▼▼▼

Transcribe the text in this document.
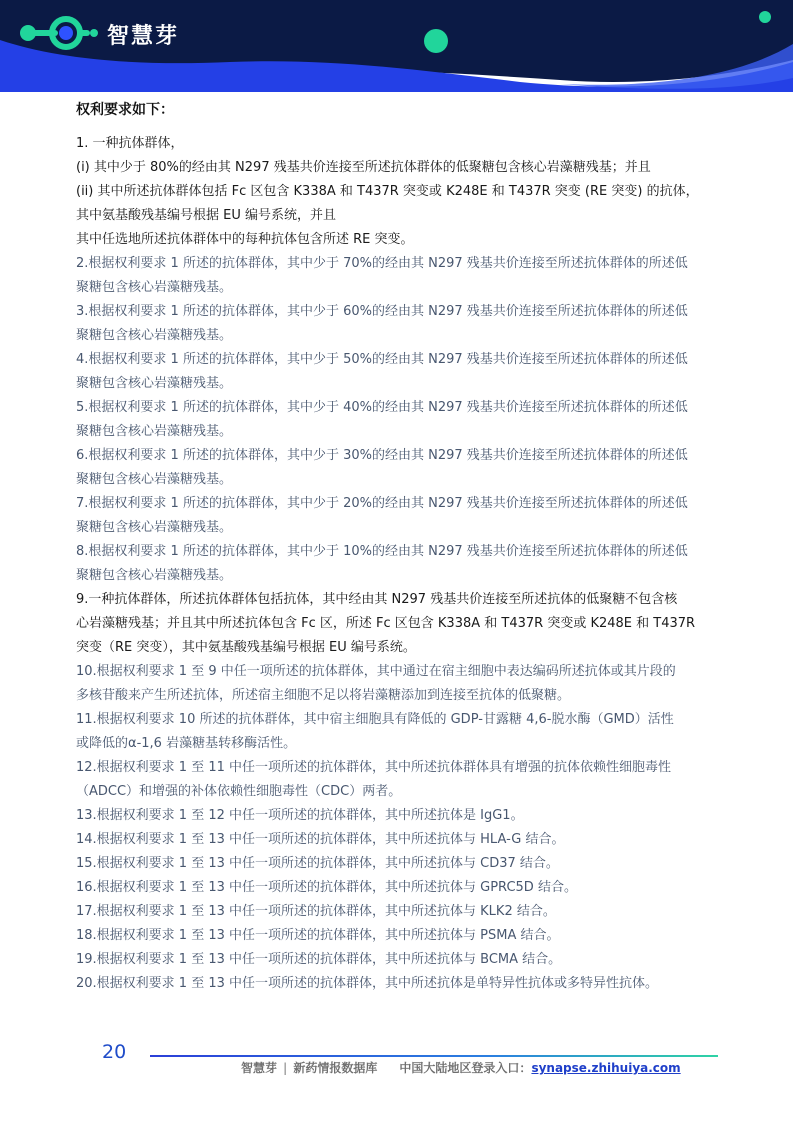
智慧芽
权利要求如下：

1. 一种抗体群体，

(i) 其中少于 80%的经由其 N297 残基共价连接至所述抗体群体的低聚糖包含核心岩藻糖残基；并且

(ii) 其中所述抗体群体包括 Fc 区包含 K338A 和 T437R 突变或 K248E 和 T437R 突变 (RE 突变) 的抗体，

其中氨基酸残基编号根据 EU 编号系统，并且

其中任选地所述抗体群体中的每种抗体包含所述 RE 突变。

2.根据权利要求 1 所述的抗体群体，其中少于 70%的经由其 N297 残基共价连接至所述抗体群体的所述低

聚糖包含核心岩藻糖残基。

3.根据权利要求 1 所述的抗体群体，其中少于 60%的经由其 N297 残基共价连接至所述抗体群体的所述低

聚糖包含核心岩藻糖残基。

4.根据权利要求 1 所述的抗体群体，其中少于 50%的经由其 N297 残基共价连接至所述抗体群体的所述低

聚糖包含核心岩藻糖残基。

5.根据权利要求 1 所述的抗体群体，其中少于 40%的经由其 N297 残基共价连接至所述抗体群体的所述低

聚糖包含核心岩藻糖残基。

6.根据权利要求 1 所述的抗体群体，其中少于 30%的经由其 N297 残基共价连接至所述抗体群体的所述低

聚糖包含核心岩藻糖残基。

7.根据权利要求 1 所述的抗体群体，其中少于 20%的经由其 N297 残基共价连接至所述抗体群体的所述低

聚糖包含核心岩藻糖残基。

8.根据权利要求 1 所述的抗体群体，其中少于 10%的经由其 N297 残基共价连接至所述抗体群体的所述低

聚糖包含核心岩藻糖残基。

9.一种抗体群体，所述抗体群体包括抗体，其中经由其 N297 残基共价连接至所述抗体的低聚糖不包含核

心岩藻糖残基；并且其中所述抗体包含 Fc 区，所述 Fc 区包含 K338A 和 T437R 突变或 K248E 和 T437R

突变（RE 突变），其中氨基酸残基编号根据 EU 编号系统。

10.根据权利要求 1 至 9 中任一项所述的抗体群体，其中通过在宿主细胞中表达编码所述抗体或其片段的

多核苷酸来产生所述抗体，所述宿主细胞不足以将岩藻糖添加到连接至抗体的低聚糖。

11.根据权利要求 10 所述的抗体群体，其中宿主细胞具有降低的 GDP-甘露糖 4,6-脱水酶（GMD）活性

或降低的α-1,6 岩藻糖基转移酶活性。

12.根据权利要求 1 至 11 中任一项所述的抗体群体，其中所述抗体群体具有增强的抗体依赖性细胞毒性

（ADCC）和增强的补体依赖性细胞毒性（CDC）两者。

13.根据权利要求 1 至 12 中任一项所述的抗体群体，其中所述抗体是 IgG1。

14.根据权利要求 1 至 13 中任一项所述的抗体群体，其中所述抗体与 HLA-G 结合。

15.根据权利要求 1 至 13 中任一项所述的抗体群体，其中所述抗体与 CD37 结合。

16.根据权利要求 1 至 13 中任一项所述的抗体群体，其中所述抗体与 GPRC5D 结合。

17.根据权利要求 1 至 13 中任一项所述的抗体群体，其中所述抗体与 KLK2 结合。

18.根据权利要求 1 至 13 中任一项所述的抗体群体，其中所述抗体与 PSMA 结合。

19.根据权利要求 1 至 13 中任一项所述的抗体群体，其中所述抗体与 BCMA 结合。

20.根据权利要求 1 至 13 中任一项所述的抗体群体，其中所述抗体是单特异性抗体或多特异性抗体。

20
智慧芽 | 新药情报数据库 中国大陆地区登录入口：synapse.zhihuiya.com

▲▲▲

Problem to solve:
From the data, pick out every line that includes "残基共价连接至所述抗体群体的所述低".

The result:
2.根据权利要求 1 所述的抗体群体，其中少于 70%的经由其 N297 残基共价连接至所述抗体群体的所述低
3.根据权利要求 1 所述的抗体群体，其中少于 60%的经由其 N297 残基共价连接至所述抗体群体的所述低
4.根据权利要求 1 所述的抗体群体，其中少于 50%的经由其 N297 残基共价连接至所述抗体群体的所述低
5.根据权利要求 1 所述的抗体群体，其中少于 40%的经由其 N297 残基共价连接至所述抗体群体的所述低
6.根据权利要求 1 所述的抗体群体，其中少于 30%的经由其 N297 残基共价连接至所述抗体群体的所述低
7.根据权利要求 1 所述的抗体群体，其中少于 20%的经由其 N297 残基共价连接至所述抗体群体的所述低
8.根据权利要求 1 所述的抗体群体，其中少于 10%的经由其 N297 残基共价连接至所述抗体群体的所述低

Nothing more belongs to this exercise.